Exercise goal:
Write out every single entry exactly.

>> begin

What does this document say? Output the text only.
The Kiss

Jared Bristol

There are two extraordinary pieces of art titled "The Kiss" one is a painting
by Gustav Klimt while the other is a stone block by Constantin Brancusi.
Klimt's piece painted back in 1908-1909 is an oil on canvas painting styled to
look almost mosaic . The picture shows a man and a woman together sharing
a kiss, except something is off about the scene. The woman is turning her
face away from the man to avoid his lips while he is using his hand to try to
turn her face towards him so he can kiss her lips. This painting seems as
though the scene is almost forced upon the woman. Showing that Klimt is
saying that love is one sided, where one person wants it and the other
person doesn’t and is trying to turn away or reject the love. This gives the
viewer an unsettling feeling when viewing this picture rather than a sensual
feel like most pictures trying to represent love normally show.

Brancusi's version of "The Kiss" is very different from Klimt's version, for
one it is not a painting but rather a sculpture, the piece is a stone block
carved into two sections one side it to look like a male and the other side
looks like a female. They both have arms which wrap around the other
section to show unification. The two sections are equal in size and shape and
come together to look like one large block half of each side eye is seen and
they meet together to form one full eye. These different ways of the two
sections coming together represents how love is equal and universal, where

>> end

Solution:
What does this document say? Output the text only.
The Kiss

Jared Bristol

There are two extraordinary pieces of art titled "The Kiss" one is a painting
by Gustav Klimt while the other is a stone block by Constantin Brancusi.
Klimt's piece painted back in 1908-1909 is an oil on canvas painting styled to
look almost mosaic . The picture shows a man and a woman together sharing
a kiss, except something is off about the scene. The woman is turning her
face away from the man to avoid his lips while he is using his hand to try to
turn her face towards him so he can kiss her lips. This painting seems as
though the scene is almost forced upon the woman. Showing that Klimt is
saying that love is one sided, where one person wants it and the other
person doesn’t and is trying to turn away or reject the love. This gives the
viewer an unsettling feeling when viewing this picture rather than a sensual
feel like most pictures trying to represent love normally show.

Brancusi's version of "The Kiss" is very different from Klimt's version, for
one it is not a painting but rather a sculpture, the piece is a stone block
carved into two sections one side it to look like a male and the other side
looks like a female. They both have arms which wrap around the other
section to show unification. The two sections are equal in size and shape and
come together to look like one large block half of each side eye is seen and
they meet together to form one full eye. These different ways of the two
sections coming together represents how love is equal and universal, where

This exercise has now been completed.